-- AIM --
Everything in the listing except the pictures should be written out exactly.

-- DATA PROVIDED --
++++
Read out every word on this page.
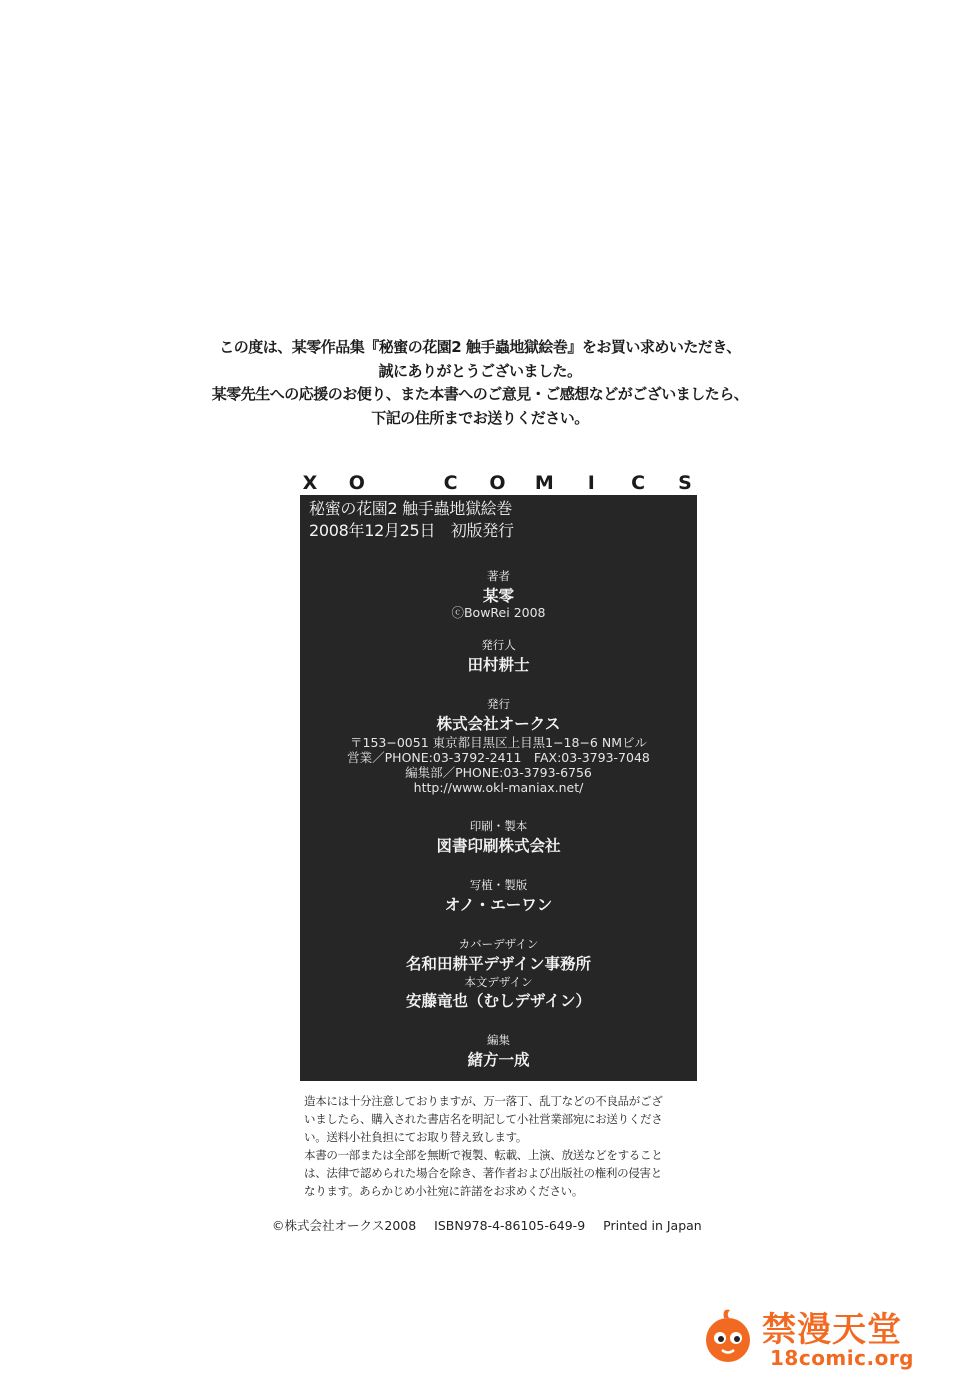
この度は、某零作品集『秘蜜の花園2 触手蟲地獄絵巻』をお買い求めいただき、
誠にありがとうございました。
某零先生への応援のお便り、また本書へのご意見・ご感想などがございましたら、
下記の住所までお送りください。
X O	C O M	I	C S
秘蜜の花園2 触手蟲地獄絵巻
2008年12月25日　初版発行
著者
某零
ⓒBowRei 2008
発行人
田村耕士
発行
株式会社オークス
〒153−0051 東京都目黒区上目黒1−18−6 NMビル
営業／PHONE:03-3792-2411　FAX:03-3793-7048
編集部／PHONE:03-3793-6756
http://www.okl-maniax.net/
印刷・製本
図書印刷株式会社
写植・製版
オノ・エーワン
カバーデザイン
名和田耕平デザイン事務所
本文デザイン
安藤竜也（むしデザイン）
編集
緒方一成
造本には十分注意しておりますが、万一落丁、乱丁などの不良品がござ
いましたら、購入された書店名を明記して小社営業部宛にお送りくださ
い。送料小社負担にてお取り替え致します。
本書の一部または全部を無断で複製、転載、上演、放送などをすること
は、法律で認められた場合を除き、著作者および出版社の権利の侵害と
なります。あらかじめ小社宛に許諾をお求めください。
©株式会社オークス2008 ISBN978-4-86105-649-9 Printed in Japan
禁漫天堂
18comic.org
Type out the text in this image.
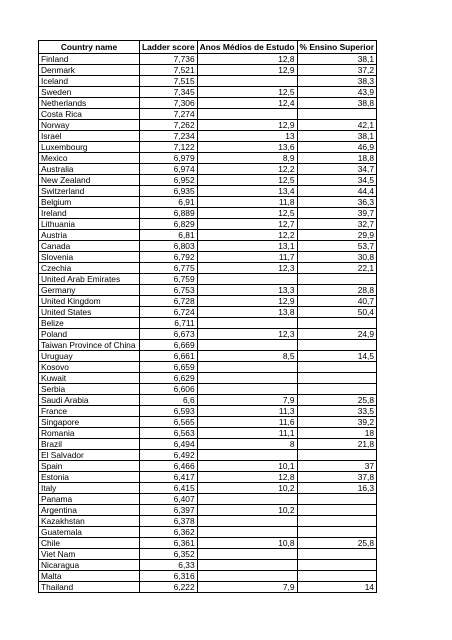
Country name	Ladder score	Anos Médios de Estudo	% Ensino Superior
Finland	7,736	12,8	38,1
Denmark	7,521	12,9	37,2
Iceland	7,515		38,3
Sweden	7,345	12,5	43,9
Netherlands	7,306	12,4	38,8
Costa Rica	7,274		
Norway	7,262	12,9	42,1
Israel	7,234	13	38,1
Luxembourg	7,122	13,6	46,9
Mexico	6,979	8,9	18,8
Australia	6,974	12,2	34,7
New Zealand	6,952	12,5	34,5
Switzerland	6,935	13,4	44,4
Belgium	6,91	11,8	36,3
Ireland	6,889	12,5	39,7
Lithuania	6,829	12,7	32,7
Austria	6,81	12,2	29,9
Canada	6,803	13,1	53,7
Slovenia	6,792	11,7	30,8
Czechia	6,775	12,3	22,1
United Arab Emirates	6,759		
Germany	6,753	13,3	28,8
United Kingdom	6,728	12,9	40,7
United States	6,724	13,8	50,4
Belize	6,711		
Poland	6,673	12,3	24,9
Taiwan Province of China	6,669		
Uruguay	6,661	8,5	14,5
Kosovo	6,659		
Kuwait	6,629		
Serbia	6,606		
Saudi Arabia	6,6	7,9	25,8
France	6,593	11,3	33,5
Singapore	6,565	11,6	39,2
Romania	6,563	11,1	18
Brazil	6,494	8	21,8
El Salvador	6,492		
Spain	6,466	10,1	37
Estonia	6,417	12,8	37,8
Italy	6,415	10,2	16,3
Panama	6,407		
Argentina	6,397	10,2	
Kazakhstan	6,378		
Guatemala	6,362		
Chile	6,361	10,8	25,8
Viet Nam	6,352		
Nicaragua	6,33		
Malta	6,316		
Thailand	6,222	7,9	14
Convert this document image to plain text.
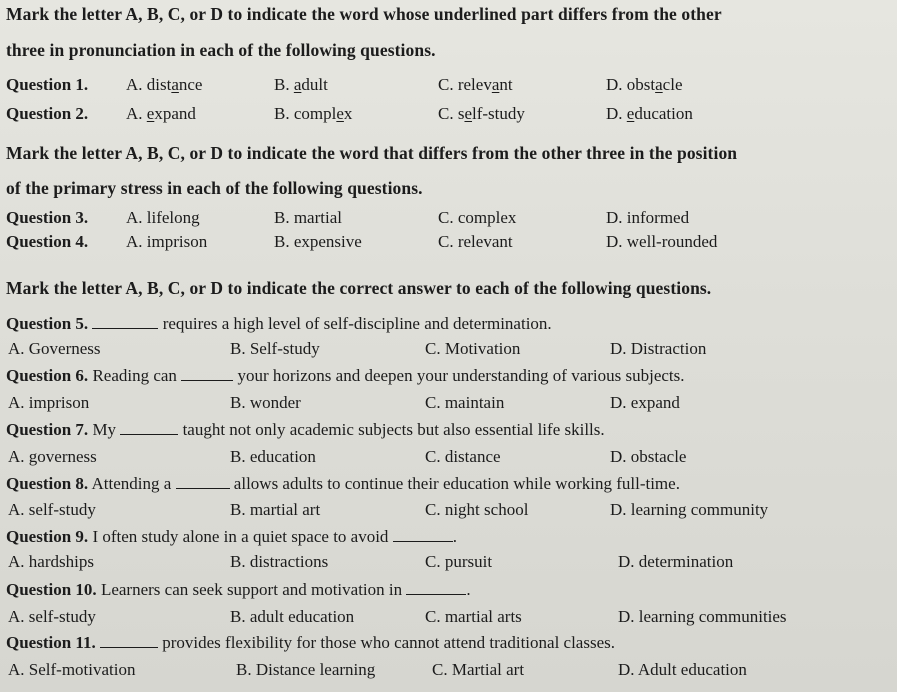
Mark the letter A, B, C, or D to indicate the word whose underlined part differs from the other
three in pronunciation in each of the following questions.
Question 1. A. distance	B. adult	C. relevant	D. obstacle
Question 2. A. expand	B. complex	C. self-study	D. education
Mark the letter A, B, C, or D to indicate the word that differs from the other three in the position
of the primary stress in each of the following questions.
Question 3. A. lifelong	B. martial	C. complex	D. informed
Question 4. A. imprison	B. expensive	C. relevant	D. well-rounded
Mark the letter A, B, C, or D to indicate the correct answer to each of the following questions.
Question 5.	requires a high level of self-discipline and determination.
A. Governess	B. Self-study	C. Motivation	D. Distraction
Question 6. Reading can	your horizons and deepen your understanding of various subjects.
A. imprison	B. wonder	C. maintain	D. expand
Question 7. My	taught not only academic subjects but also essential life skills.
A. governess	B. education	C. distance	D. obstacle
Question 8. Attending a	allows adults to continue their education while working full-time.
A. self-study	B. martial art	C. night school	D. learning community
Question 9. I often study alone in a quiet space to avoid	.
A. hardships	B. distractions	C. pursuit	D. determination
Question 10. Learners can seek support and motivation in	.
A. self-study	B. adult education	C. martial arts	D. learning communities
Question 11.	provides flexibility for those who cannot attend traditional classes.
A. Self-motivation	B. Distance learning	C. Martial art	D. Adult education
++++
-- THE ANSWER --
Read out every word on this page.
この度は、某零作品集『秘蜜の花園2 触手蟲地獄絵巻』をお買い求めいただき、
誠にありがとうございました。
某零先生への応援のお便り、また本書へのご意見・ご感想などがございましたら、
下記の住所までお送りください。
X O	C O M	I	C S
秘蜜の花園2 触手蟲地獄絵巻
2008年12月25日　初版発行
著者
某零
ⓒBowRei 2008
発行人
田村耕士
発行
株式会社オークス
〒153−0051 東京都目黒区上目黒1−18−6 NMビル
営業／PHONE:03-3792-2411　FAX:03-3793-7048
編集部／PHONE:03-3793-6756
http://www.okl-maniax.net/
印刷・製本
図書印刷株式会社
写植・製版
オノ・エーワン
カバーデザイン
名和田耕平デザイン事務所
本文デザイン
安藤竜也（むしデザイン）
編集
緒方一成
造本には十分注意しておりますが、万一落丁、乱丁などの不良品がござ
いましたら、購入された書店名を明記して小社営業部宛にお送りくださ
い。送料小社負担にてお取り替え致します。
本書の一部または全部を無断で複製、転載、上演、放送などをすること
は、法律で認められた場合を除き、著作者および出版社の権利の侵害と
なります。あらかじめ小社宛に許諾をお求めください。
©株式会社オークス2008 ISBN978-4-86105-649-9 Printed in Japan
禁漫天堂
18comic.org
Type out the text in this image.
Country name	Ladder score	Anos Médios de Estudo	% Ensino Superior
Finland	7,736	12,8	38,1
Denmark	7,521	12,9	37,2
Iceland	7,515		38,3
Sweden	7,345	12,5	43,9
Netherlands	7,306	12,4	38,8
Costa Rica	7,274		
Norway	7,262	12,9	42,1
Israel	7,234	13	38,1
Luxembourg	7,122	13,6	46,9
Mexico	6,979	8,9	18,8
Australia	6,974	12,2	34,7
New Zealand	6,952	12,5	34,5
Switzerland	6,935	13,4	44,4
Belgium	6,91	11,8	36,3
Ireland	6,889	12,5	39,7
Lithuania	6,829	12,7	32,7
Austria	6,81	12,2	29,9
Canada	6,803	13,1	53,7
Slovenia	6,792	11,7	30,8
Czechia	6,775	12,3	22,1
United Arab Emirates	6,759		
Germany	6,753	13,3	28,8
United Kingdom	6,728	12,9	40,7
United States	6,724	13,8	50,4
Belize	6,711		
Poland	6,673	12,3	24,9
Taiwan Province of China	6,669		
Uruguay	6,661	8,5	14,5
Kosovo	6,659		
Kuwait	6,629		
Serbia	6,606		
Saudi Arabia	6,6	7,9	25,8
France	6,593	11,3	33,5
Singapore	6,565	11,6	39,2
Romania	6,563	11,1	18
Brazil	6,494	8	21,8
El Salvador	6,492		
Spain	6,466	10,1	37
Estonia	6,417	12,8	37,8
Italy	6,415	10,2	16,3
Panama	6,407		
Argentina	6,397	10,2	
Kazakhstan	6,378		
Guatemala	6,362		
Chile	6,361	10,8	25,8
Viet Nam	6,352		
Nicaragua	6,33		
Malta	6,316		
Thailand	6,222	7,9	14
Convert this document image to plain text.
Mark the letter A, B, C, or D to indicate the word whose underlined part differs from the other
three in pronunciation in each of the following questions.
Question 1. A. distance	B. adult	C. relevant	D. obstacle
Question 2. A. expand	B. complex	C. self-study	D. education
Mark the letter A, B, C, or D to indicate the word that differs from the other three in the position
of the primary stress in each of the following questions.
Question 3. A. lifelong	B. martial	C. complex	D. informed
Question 4. A. imprison	B. expensive	C. relevant	D. well-rounded
Mark the letter A, B, C, or D to indicate the correct answer to each of the following questions.
Question 5.	requires a high level of self-discipline and determination.
A. Governess	B. Self-study	C. Motivation	D. Distraction
Question 6. Reading can	your horizons and deepen your understanding of various subjects.
A. imprison	B. wonder	C. maintain	D. expand
Question 7. My	taught not only academic subjects but also essential life skills.
A. governess	B. education	C. distance	D. obstacle
Question 8. Attending a	allows adults to continue their education while working full-time.
A. self-study	B. martial art	C. night school	D. learning community
Question 9. I often study alone in a quiet space to avoid	.
A. hardships	B. distractions	C. pursuit	D. determination
Question 10. Learners can seek support and motivation in	.
A. self-study	B. adult education	C. martial arts	D. learning communities
Question 11.	provides flexibility for those who cannot attend traditional classes.
A. Self-motivation	B. Distance learning	C. Martial art	D. Adult education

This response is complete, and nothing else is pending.